— WHAT IS REQUIRED —
Reproduce unchanged the entry lines that run from the line with "candle-body (78, 451, 81, 456)" to the line with "symbol-title[interactable]: Spot Altın/ABD", both included.

— TASK MATERIAL —

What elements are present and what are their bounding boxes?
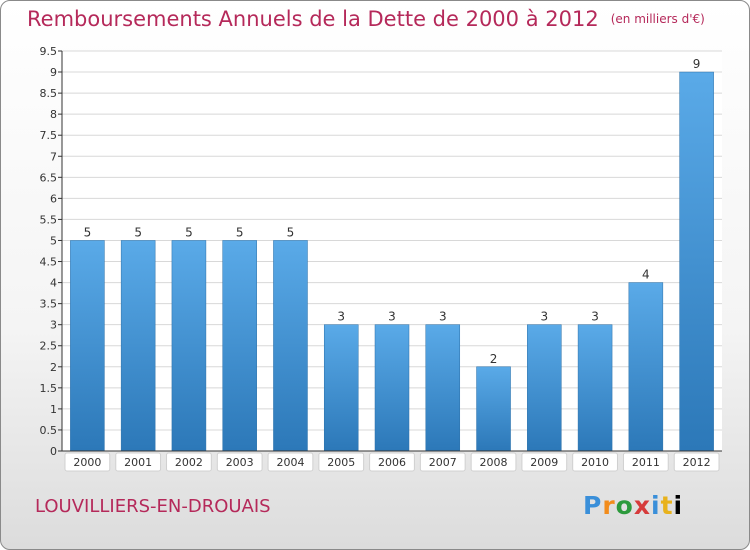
bar: [628, 282, 664, 452]
x-tick-box: [318, 452, 365, 472]
brand-logo: Proxiti: [583, 491, 683, 520]
y-tick-label: 8: [50, 108, 57, 121]
y-tick-label: 2.5: [40, 340, 58, 353]
y-tick-label: 7.5: [40, 129, 58, 142]
data-label: 3: [591, 310, 599, 324]
x-tick-label: 2012: [683, 456, 711, 469]
y-tick-label: 6: [50, 192, 57, 205]
x-tick-box: [267, 452, 314, 472]
x-axis: 2000 2001 2002 2003 2004 2005 2006 2007 2008 2009…: [62, 450, 722, 472]
x-tick-label: 2007: [429, 456, 457, 469]
x-tick-label: 2005: [327, 456, 355, 469]
x-tick-box: [419, 452, 466, 472]
y-axis: 0 0.5 1 1.5 2 2.5 3 3.5 4 4.5 5 5.5 6 6.5 7 7.5 8 8.5 9 9.5: [40, 45, 63, 458]
x-tick-box: [166, 452, 212, 472]
y-tick-label: 5: [50, 234, 57, 247]
x-tick-label: 2002: [175, 456, 203, 469]
data-label: 3: [540, 310, 548, 324]
data-label: 3: [337, 310, 345, 324]
x-tick-box: [470, 452, 517, 472]
y-tick-label: 5.5: [40, 213, 58, 226]
x-tick-label: 2004: [276, 456, 304, 469]
bar: [527, 324, 562, 452]
brand-letter: r: [602, 491, 616, 520]
bar: [374, 324, 410, 452]
bar: [577, 324, 613, 452]
bar: [120, 240, 156, 452]
y-tick-label: 1: [50, 403, 57, 416]
brand-letter: P: [583, 491, 603, 520]
data-label: 5: [185, 225, 193, 239]
data-label: 3: [439, 310, 447, 324]
y-tick-label: 0.5: [40, 424, 58, 437]
x-tick-label: 2010: [581, 456, 609, 469]
brand-letter: x: [633, 491, 651, 520]
bar: [70, 240, 105, 452]
data-label: 5: [287, 225, 295, 239]
x-tick-box: [572, 452, 618, 472]
y-tick-label: 4: [50, 277, 57, 290]
chart-subtitle: (en milliers d'€): [610, 12, 705, 26]
chart-title: Remboursements Annuels de la Dette de 20…: [27, 7, 705, 31]
bar: [171, 240, 207, 452]
x-tick-box: [216, 452, 263, 472]
bar: [476, 366, 511, 452]
brand-letter: o: [615, 491, 634, 520]
y-tick-label: 6.5: [40, 171, 58, 184]
x-tick-label: 2000: [73, 456, 101, 469]
y-tick-label: 2: [50, 361, 57, 374]
brand-letter: i: [651, 491, 661, 520]
data-label: 9: [693, 57, 701, 71]
chart-title-text: Remboursements Annuels de la Dette de 20…: [27, 7, 599, 31]
city-name: LOUVILLIERS-EN-DROUAIS: [35, 496, 271, 517]
data-label: 4: [642, 268, 650, 282]
y-tick-label: 0: [50, 445, 57, 458]
x-tick-label: 2001: [124, 456, 152, 469]
x-tick-box: [64, 452, 111, 472]
x-tick-box: [673, 452, 720, 472]
x-tick-box: [369, 452, 415, 472]
y-tick-label: 7: [50, 150, 57, 163]
y-tick-label: 3.5: [40, 298, 58, 311]
data-label: 5: [84, 225, 92, 239]
x-tick-label: 2003: [226, 456, 254, 469]
data-label: 5: [134, 225, 142, 239]
x-tick-label: 2006: [378, 456, 406, 469]
x-tick-box: [521, 452, 568, 472]
data-label: 3: [388, 310, 396, 324]
data-label: 5: [236, 225, 244, 239]
bar: [323, 324, 359, 452]
data-label: 2: [490, 352, 498, 366]
bars: 5 5 5 5 5 3 3 3 2 3 3 4 9: [70, 57, 714, 452]
x-tick-label: 2011: [632, 456, 660, 469]
bar: [273, 240, 308, 452]
x-tick-label: 2009: [530, 456, 558, 469]
y-tick-label: 9.5: [40, 45, 58, 58]
bar: [679, 71, 714, 452]
y-tick-label: 8.5: [40, 87, 58, 100]
y-tick-label: 4.5: [40, 256, 58, 269]
x-tick-box: [622, 452, 669, 472]
x-tick-box: [115, 452, 162, 472]
brand-letter: t: [660, 491, 674, 520]
bar: [425, 324, 461, 452]
y-tick-label: 9: [50, 66, 57, 79]
y-tick-label: 3: [50, 319, 57, 332]
brand-letter: i: [673, 491, 684, 520]
x-tick-label: 2008: [480, 456, 508, 469]
y-tick-label: 1.5: [40, 382, 58, 395]
bar: [222, 240, 257, 452]
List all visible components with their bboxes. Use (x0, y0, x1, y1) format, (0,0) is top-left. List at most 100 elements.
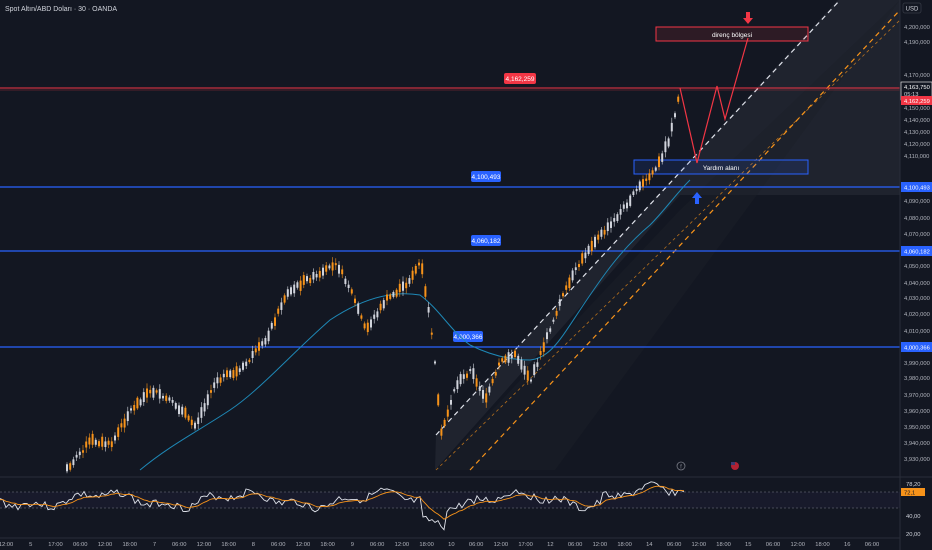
candle-body (78, 451, 81, 456)
candle-body (626, 202, 628, 209)
candle-body (328, 265, 331, 269)
price-tick-label: 3,970,000 (904, 393, 930, 399)
candle-body (478, 386, 481, 391)
candle-body (75, 454, 78, 458)
candle-body (280, 302, 283, 310)
symbol-title[interactable]: Spot Altın/ABD Doları · 30 · OANDA (5, 6, 117, 13)
candle-body (504, 355, 507, 363)
event-icon[interactable]: f (676, 461, 686, 471)
candle-body (466, 373, 468, 378)
candle-body (536, 362, 539, 367)
time-tick-label: 16 (844, 542, 850, 548)
svg-text:4,060,182: 4,060,182 (904, 250, 930, 256)
candle-body (597, 234, 600, 240)
candle-body (110, 441, 113, 448)
price-tick-label: 4,130,000 (904, 130, 930, 136)
candle-body (600, 229, 603, 237)
candle-body (664, 141, 667, 153)
candle-body (590, 240, 593, 252)
candle-body (98, 441, 100, 447)
candle-body (584, 252, 587, 259)
arrow-down-icon (743, 12, 753, 24)
time-tick-label: 12:00 (593, 542, 608, 548)
candle-body (283, 295, 286, 303)
candle-body (91, 433, 94, 445)
time-tick-label: 06:00 (271, 542, 286, 548)
candle-body (88, 437, 91, 445)
candle-body (264, 338, 267, 345)
candle-body (418, 262, 420, 266)
channel-lower-line (469, 9, 901, 471)
candle-body (453, 389, 456, 392)
time-tick-label: 12:00 (692, 542, 707, 548)
candle-body (450, 399, 452, 405)
candle-body (475, 378, 478, 387)
candle-body (430, 332, 433, 335)
level-tag-blue-1[interactable]: 4,100,493 (471, 171, 501, 182)
candle-body (443, 419, 446, 427)
level-tag-red[interactable]: 4,162,259 (504, 73, 536, 84)
time-tick-label: 12:00 (0, 542, 13, 548)
time-tick-label: 12:00 (296, 542, 311, 548)
candle-body (309, 277, 312, 284)
candle-body (587, 245, 590, 255)
candle-body (85, 441, 88, 448)
candle-body (290, 287, 292, 295)
rsi-value-tag: 72,1 (904, 491, 915, 497)
candle-body (565, 285, 568, 290)
candle-body (213, 382, 216, 388)
price-tag-red: 4,162,259 (901, 96, 932, 105)
candle-body (178, 405, 180, 415)
candle-body (190, 419, 193, 426)
currency-button[interactable]: USD (902, 2, 922, 14)
us-flag-icon[interactable] (731, 462, 739, 470)
candle-body (222, 373, 225, 378)
candle-body (546, 332, 548, 340)
rsi-pane[interactable]: 78,20 72,1 40,00 20,00 (0, 476, 932, 538)
price-tick-label: 4,200,000 (904, 25, 930, 31)
candle-body (622, 204, 625, 209)
candle-body (427, 306, 430, 313)
candle-body (274, 317, 276, 326)
price-tick-label: 4,120,000 (904, 142, 930, 148)
candle-body (520, 359, 523, 370)
candle-body (197, 417, 200, 425)
level-tag-blue-2[interactable]: 4,060,182 (471, 235, 501, 246)
svg-text:4,100,493: 4,100,493 (472, 174, 501, 181)
candle-body (578, 264, 580, 268)
time-axis[interactable]: 12:00 5 17:00 06:00 12:00 18:00 7 06:00 12:00 18:… (0, 537, 900, 548)
candle-body (360, 315, 363, 319)
candle-body (206, 394, 209, 406)
candle-body (299, 280, 302, 291)
time-tick-label: 06:00 (73, 542, 88, 548)
candle-body (629, 195, 632, 206)
time-tick-label: 12:00 (395, 542, 410, 548)
level-tag-blue-3[interactable]: 4,000,366 (453, 331, 483, 342)
candle-body (242, 362, 244, 370)
candle-body (302, 275, 305, 285)
candle-body (277, 308, 280, 314)
candle-body (488, 386, 491, 393)
candle-body (616, 214, 619, 221)
candle-body (446, 409, 449, 417)
candle-body (306, 276, 308, 282)
candle-body (357, 303, 360, 314)
svg-text:Yardım alanı: Yardım alanı (703, 165, 740, 172)
candle-body (456, 380, 459, 390)
support-zone[interactable]: Yardım alanı (633, 159, 809, 175)
candle-body (469, 369, 472, 372)
price-tick-label: 4,070,000 (904, 232, 930, 238)
price-tick-label: 4,140,000 (904, 118, 930, 124)
candle-body (382, 300, 385, 309)
time-tick-label: 06:00 (766, 542, 781, 548)
price-tick-label: 4,170,000 (904, 73, 930, 79)
candle-body (248, 359, 251, 363)
candle-body (354, 298, 356, 303)
candle-body (533, 364, 536, 376)
candle-body (69, 463, 72, 470)
candle-body (398, 283, 401, 293)
price-axis[interactable]: USD 4,200,0004,190,0004,170,0004,160,000… (899, 0, 932, 550)
candle-body (440, 428, 443, 436)
resistance-zone[interactable]: direnç bölgesi (655, 26, 809, 42)
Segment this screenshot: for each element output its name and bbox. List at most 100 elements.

— ANSWER TO THE PROBLEM —
candle-body (78, 451, 81, 456)
candle-body (626, 202, 628, 209)
candle-body (328, 265, 331, 269)
price-tick-label: 3,970,000 (904, 393, 930, 399)
candle-body (478, 386, 481, 391)
candle-body (75, 454, 78, 458)
candle-body (280, 302, 283, 310)
symbol-title[interactable]: Spot Altın/ABD Doları · 30 · OANDA (5, 6, 117, 13)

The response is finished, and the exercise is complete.